- Prompt -
What is needed here is an exact copy of every entry.

- Data for processing -
================

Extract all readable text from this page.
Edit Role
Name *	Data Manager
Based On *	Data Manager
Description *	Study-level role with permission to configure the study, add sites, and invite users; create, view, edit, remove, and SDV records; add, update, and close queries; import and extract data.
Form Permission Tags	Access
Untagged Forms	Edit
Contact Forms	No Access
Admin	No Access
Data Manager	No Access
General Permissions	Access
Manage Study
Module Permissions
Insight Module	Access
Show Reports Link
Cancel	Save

================

- Complete response -
Extract all readable text from this page.
Edit Role
Name *	Data Manager
Based On *	Data Manager
Description *	Study-level role with permission to configure the study, add sites, and invite users; create, view, edit, remove, and SDV records; add, update, and close queries; import and extract data.
Form Permission Tags	Access
Untagged Forms	Edit
Contact Forms	No Access
Admin	No Access
Data Manager	No Access
General Permissions	Access
Manage Study
Module Permissions
Insight Module	Access
Show Reports Link
Cancel	Save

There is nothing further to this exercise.